The request:
Quote all entries exactly, leaving pictures aside.
■ ■ ■ ■
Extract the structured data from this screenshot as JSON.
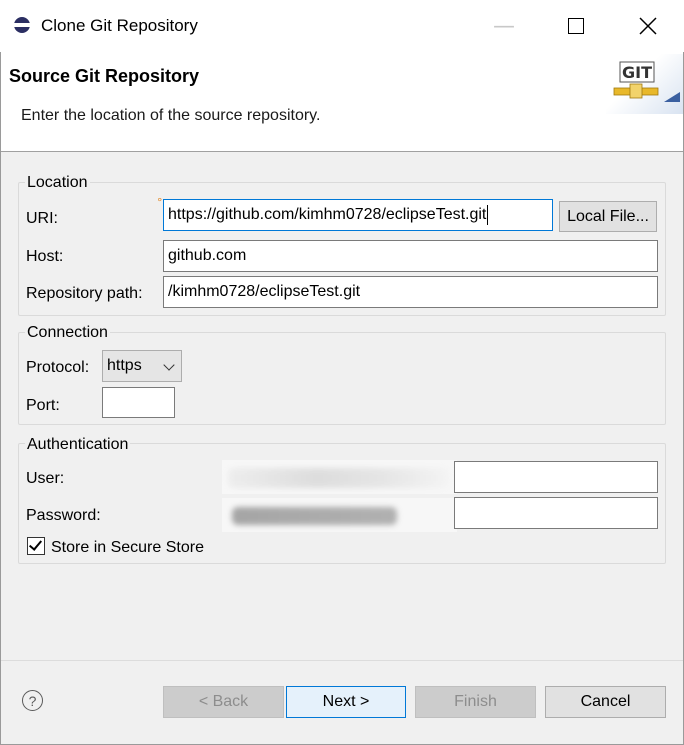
{
  "window": {
    "title": "Clone Git Repository",
    "controls": {
      "minimize": "minimize-icon",
      "maximize": "maximize-icon",
      "close": "close-icon"
    }
  },
  "header": {
    "title": "Source Git Repository",
    "description": "Enter the location of the source repository.",
    "logo_text": "GIT"
  },
  "location": {
    "group_label": "Location",
    "uri_label": "URI:",
    "uri_value": "https://github.com/kimhm0728/eclipseTest.git",
    "local_file_button": "Local File...",
    "host_label": "Host:",
    "host_value": "github.com",
    "repo_path_label": "Repository path:",
    "repo_path_value": "/kimhm0728/eclipseTest.git"
  },
  "connection": {
    "group_label": "Connection",
    "protocol_label": "Protocol:",
    "protocol_value": "https",
    "port_label": "Port:",
    "port_value": ""
  },
  "authentication": {
    "group_label": "Authentication",
    "user_label": "User:",
    "password_label": "Password:",
    "store_label": "Store in Secure Store",
    "store_checked": true
  },
  "footer": {
    "help_icon": "help-icon",
    "back_button": "< Back",
    "next_button": "Next >",
    "finish_button": "Finish",
    "cancel_button": "Cancel"
  },
  "colors": {
    "accent": "#0078d7",
    "dialog_bg": "#f0f0f0",
    "banner_bg": "#ffffff"
  }
}
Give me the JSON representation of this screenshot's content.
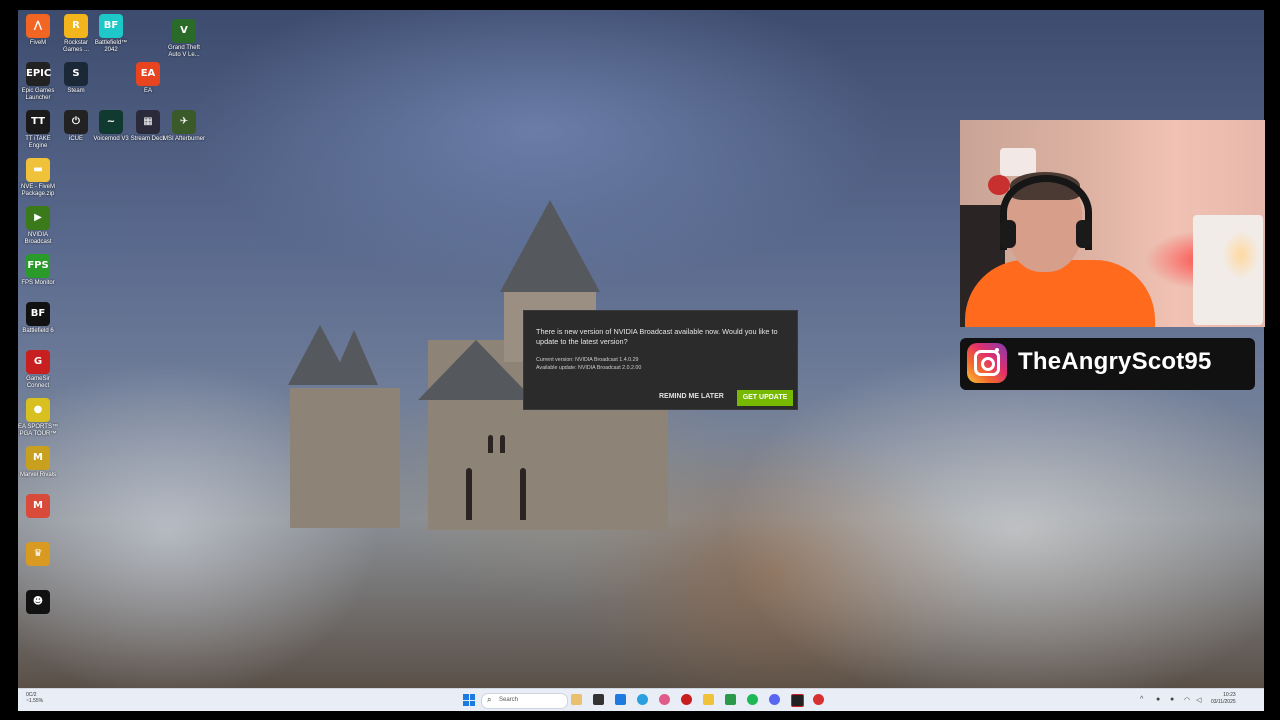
■ ■ ■ ■
Reply:
Extract the structured data from this screenshot as JSON.
{
  "window": {
    "title": "Clone Git Repository",
    "controls": {
      "minimize": "minimize-icon",
      "maximize": "maximize-icon",
      "close": "close-icon"
    }
  },
  "header": {
    "title": "Source Git Repository",
    "description": "Enter the location of the source repository.",
    "logo_text": "GIT"
  },
  "location": {
    "group_label": "Location",
    "uri_label": "URI:",
    "uri_value": "https://github.com/kimhm0728/eclipseTest.git",
    "local_file_button": "Local File...",
    "host_label": "Host:",
    "host_value": "github.com",
    "repo_path_label": "Repository path:",
    "repo_path_value": "/kimhm0728/eclipseTest.git"
  },
  "connection": {
    "group_label": "Connection",
    "protocol_label": "Protocol:",
    "protocol_value": "https",
    "port_label": "Port:",
    "port_value": ""
  },
  "authentication": {
    "group_label": "Authentication",
    "user_label": "User:",
    "password_label": "Password:",
    "store_label": "Store in Secure Store",
    "store_checked": true
  },
  "footer": {
    "help_icon": "help-icon",
    "back_button": "< Back",
    "next_button": "Next >",
    "finish_button": "Finish",
    "cancel_button": "Cancel"
  },
  "colors": {
    "accent": "#0078d7",
    "dialog_bg": "#f0f0f0",
    "banner_bg": "#ffffff"
  }
}
Give me the JSON representation of this screenshot's content.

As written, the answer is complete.